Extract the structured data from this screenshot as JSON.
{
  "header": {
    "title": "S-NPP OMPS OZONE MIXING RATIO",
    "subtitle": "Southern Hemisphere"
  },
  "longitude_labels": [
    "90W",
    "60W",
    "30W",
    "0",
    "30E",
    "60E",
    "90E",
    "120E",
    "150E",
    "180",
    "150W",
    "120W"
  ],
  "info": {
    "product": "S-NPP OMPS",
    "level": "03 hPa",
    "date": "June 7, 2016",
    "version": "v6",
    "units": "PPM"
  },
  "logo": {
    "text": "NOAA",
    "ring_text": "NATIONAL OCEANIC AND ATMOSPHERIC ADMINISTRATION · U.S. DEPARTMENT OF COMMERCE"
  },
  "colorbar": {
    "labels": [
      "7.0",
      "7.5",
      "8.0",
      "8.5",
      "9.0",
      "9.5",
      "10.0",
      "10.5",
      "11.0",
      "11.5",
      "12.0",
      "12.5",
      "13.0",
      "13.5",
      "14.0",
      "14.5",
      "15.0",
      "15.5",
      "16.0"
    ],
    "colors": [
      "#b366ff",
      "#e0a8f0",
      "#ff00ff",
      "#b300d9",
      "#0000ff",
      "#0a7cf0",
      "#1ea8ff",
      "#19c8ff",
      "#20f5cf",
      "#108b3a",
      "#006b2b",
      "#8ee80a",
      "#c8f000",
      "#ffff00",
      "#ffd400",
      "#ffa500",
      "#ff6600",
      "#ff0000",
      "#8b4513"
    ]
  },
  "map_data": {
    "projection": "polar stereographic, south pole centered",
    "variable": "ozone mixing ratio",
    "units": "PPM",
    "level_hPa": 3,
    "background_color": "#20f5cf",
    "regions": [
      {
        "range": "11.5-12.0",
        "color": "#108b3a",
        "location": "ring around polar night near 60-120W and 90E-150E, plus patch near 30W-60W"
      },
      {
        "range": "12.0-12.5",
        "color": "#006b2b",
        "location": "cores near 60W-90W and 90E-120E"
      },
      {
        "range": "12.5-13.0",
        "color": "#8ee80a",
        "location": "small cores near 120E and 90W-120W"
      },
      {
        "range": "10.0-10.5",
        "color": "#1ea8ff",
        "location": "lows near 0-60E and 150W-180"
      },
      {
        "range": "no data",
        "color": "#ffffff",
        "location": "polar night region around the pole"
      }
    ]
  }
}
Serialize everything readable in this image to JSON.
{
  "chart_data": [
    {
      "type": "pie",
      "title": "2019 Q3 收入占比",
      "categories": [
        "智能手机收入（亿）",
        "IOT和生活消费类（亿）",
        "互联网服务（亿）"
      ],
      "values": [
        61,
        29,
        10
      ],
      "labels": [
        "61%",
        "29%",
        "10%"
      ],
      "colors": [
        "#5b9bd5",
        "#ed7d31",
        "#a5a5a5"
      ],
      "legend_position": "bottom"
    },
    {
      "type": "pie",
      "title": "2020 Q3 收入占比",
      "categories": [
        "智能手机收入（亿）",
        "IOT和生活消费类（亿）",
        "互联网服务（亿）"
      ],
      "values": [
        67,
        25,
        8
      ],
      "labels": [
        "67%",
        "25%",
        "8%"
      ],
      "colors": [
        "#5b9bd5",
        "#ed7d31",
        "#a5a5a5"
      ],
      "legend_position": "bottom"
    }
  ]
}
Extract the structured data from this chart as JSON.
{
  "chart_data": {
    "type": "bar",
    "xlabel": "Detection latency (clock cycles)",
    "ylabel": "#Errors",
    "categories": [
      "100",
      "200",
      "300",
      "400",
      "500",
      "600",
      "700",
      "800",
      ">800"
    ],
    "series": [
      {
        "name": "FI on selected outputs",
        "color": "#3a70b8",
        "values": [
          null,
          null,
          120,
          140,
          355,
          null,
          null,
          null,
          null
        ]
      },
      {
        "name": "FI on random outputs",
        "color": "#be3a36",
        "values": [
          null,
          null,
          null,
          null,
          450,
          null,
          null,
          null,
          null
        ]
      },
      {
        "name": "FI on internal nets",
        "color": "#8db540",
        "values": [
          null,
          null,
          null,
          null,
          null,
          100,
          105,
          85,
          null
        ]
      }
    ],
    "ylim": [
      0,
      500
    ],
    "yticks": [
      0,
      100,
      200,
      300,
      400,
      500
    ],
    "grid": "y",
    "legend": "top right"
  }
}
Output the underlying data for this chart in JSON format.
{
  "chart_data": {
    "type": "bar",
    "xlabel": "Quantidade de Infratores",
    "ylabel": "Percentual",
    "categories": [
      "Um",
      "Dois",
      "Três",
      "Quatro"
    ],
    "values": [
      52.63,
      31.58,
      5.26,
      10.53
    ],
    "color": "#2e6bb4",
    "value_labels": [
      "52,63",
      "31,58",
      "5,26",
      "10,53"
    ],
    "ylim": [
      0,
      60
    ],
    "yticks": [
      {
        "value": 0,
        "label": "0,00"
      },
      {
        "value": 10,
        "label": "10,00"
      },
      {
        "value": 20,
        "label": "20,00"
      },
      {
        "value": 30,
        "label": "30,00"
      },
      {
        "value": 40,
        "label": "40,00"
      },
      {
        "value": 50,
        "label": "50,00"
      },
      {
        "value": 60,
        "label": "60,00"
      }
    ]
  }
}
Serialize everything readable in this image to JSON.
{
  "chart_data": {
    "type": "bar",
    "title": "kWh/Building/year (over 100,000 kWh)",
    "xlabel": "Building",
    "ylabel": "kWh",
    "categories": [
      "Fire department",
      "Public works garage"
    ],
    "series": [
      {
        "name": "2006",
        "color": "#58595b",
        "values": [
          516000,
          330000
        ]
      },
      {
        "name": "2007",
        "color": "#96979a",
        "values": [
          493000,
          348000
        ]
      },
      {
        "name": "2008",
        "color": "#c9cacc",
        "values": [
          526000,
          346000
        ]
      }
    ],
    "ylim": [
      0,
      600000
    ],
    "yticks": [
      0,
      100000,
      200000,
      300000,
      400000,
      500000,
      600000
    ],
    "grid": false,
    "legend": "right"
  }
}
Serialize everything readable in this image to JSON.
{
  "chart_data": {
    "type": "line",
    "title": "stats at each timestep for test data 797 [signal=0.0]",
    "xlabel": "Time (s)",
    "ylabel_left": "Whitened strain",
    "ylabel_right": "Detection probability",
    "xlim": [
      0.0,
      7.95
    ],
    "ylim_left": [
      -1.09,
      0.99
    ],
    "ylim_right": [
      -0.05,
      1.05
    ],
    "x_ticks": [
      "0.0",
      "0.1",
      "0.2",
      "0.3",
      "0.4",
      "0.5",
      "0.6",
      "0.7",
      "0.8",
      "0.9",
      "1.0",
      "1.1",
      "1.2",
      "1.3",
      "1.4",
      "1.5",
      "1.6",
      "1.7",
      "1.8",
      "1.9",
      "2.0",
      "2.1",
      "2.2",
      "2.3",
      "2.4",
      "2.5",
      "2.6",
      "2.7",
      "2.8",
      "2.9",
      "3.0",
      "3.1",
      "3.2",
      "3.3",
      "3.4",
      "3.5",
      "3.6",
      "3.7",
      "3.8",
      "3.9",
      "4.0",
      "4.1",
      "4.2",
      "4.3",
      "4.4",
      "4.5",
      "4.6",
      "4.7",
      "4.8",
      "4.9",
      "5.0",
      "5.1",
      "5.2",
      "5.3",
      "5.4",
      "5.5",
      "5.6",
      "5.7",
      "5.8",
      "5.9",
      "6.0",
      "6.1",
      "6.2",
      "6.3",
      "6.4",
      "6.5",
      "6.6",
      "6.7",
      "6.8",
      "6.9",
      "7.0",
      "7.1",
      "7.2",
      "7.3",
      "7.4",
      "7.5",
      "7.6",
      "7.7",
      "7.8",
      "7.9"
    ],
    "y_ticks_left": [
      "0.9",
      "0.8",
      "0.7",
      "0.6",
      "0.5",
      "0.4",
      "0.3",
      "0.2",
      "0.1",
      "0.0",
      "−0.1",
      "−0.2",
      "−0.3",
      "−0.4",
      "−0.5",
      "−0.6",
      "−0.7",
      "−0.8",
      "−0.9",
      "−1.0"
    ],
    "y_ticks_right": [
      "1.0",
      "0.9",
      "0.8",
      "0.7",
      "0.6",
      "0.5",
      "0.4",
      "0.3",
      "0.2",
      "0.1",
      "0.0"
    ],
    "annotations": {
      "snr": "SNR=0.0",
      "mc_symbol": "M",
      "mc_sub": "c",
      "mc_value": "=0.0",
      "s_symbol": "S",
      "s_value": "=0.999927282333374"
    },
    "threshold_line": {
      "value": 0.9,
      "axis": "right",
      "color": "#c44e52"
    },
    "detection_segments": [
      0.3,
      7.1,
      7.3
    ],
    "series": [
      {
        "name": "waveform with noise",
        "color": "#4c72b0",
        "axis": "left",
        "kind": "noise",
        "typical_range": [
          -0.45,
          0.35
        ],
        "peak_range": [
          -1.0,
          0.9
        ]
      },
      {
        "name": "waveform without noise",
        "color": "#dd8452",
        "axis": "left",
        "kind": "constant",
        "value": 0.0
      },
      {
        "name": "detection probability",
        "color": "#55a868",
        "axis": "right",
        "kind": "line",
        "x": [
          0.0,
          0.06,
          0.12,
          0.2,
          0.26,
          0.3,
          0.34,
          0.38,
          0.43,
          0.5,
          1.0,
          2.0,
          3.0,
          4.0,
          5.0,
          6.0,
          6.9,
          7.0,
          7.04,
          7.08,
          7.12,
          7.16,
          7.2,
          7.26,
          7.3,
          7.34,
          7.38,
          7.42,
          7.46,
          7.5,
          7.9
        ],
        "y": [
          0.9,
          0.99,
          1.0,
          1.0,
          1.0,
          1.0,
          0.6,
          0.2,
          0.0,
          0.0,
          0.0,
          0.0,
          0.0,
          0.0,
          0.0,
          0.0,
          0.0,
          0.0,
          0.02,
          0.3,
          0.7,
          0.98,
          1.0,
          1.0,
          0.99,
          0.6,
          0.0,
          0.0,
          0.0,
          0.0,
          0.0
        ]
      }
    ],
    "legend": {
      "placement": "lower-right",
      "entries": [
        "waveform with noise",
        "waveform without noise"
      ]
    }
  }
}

◆ ◆ ◆ ◆

[What you are asked to do]:
From the listing above, return each line with the word "收入占比".

[Response]:
      "title": "2019 Q3 收入占比",
      "title": "2020 Q3 收入占比",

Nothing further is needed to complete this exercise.